#### [Written problem]
Below is a listing. Gather each line of it that contains "TURF".

** START **

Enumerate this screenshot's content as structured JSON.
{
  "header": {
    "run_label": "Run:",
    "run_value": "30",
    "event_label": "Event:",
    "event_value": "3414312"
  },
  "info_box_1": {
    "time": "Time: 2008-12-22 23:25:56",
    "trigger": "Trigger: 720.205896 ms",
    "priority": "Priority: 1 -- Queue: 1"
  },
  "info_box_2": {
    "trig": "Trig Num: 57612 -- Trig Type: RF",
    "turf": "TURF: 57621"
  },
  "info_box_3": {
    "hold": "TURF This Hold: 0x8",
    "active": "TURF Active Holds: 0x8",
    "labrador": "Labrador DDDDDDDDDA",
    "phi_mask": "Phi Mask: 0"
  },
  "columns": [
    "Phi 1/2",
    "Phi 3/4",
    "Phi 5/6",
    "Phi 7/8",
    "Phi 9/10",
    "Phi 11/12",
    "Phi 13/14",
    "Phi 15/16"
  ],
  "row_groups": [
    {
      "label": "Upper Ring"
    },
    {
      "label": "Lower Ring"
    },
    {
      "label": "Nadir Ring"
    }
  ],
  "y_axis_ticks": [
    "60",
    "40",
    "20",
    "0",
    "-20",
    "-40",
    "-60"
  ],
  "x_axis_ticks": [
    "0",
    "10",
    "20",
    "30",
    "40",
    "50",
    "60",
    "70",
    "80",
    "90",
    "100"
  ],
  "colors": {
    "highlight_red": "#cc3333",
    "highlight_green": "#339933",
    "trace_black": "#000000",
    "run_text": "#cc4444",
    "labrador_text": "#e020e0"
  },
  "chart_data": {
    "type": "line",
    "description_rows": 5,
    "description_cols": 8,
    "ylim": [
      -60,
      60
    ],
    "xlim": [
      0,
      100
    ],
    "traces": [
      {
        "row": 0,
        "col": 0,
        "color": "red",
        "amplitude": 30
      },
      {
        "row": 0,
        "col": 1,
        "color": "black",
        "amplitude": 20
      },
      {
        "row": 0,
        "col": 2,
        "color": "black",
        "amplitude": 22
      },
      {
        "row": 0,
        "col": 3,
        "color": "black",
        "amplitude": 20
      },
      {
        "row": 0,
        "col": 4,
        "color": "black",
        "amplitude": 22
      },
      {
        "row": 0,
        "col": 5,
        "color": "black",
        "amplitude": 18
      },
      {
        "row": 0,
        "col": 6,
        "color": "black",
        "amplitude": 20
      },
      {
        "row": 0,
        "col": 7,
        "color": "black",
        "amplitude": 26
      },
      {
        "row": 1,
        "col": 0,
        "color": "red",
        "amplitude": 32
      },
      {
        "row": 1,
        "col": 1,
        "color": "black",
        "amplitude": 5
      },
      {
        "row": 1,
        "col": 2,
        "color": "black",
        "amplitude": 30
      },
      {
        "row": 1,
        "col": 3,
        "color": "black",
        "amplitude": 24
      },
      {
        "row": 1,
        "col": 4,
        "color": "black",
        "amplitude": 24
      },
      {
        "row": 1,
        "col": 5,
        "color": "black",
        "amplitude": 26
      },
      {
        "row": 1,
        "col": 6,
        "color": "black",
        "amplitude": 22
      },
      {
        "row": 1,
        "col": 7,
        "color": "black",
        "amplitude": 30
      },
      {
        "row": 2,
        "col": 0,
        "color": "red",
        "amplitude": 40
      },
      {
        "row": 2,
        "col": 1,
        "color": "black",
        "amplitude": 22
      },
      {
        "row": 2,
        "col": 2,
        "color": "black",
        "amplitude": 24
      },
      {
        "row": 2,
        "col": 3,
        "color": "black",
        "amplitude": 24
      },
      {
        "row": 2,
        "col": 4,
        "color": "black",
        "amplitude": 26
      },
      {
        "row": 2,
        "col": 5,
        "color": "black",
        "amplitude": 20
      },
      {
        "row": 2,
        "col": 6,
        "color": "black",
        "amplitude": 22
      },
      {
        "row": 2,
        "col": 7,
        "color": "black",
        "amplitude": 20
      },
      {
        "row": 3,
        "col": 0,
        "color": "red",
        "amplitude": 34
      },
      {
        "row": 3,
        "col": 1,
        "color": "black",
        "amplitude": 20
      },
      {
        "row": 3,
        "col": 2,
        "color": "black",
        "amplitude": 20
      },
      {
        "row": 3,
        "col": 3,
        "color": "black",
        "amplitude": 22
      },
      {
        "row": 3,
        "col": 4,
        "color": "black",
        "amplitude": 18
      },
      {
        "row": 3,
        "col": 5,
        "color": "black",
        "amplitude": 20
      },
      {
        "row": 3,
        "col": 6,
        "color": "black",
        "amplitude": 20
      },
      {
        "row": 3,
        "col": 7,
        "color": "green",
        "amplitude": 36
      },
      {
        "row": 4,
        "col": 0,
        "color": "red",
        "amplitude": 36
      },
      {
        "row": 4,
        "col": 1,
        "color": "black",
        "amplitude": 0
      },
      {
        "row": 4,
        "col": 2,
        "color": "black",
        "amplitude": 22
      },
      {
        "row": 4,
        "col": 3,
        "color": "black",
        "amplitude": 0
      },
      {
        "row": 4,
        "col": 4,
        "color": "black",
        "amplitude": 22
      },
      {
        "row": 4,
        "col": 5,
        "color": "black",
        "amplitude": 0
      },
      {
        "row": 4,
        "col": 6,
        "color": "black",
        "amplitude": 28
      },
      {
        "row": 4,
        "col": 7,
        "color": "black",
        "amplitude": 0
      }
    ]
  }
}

** END **

#### [Solution to this task]
    "turf": "TURF: 57621"
    "hold": "TURF This Hold: 0x8",
    "active": "TURF Active Holds: 0x8",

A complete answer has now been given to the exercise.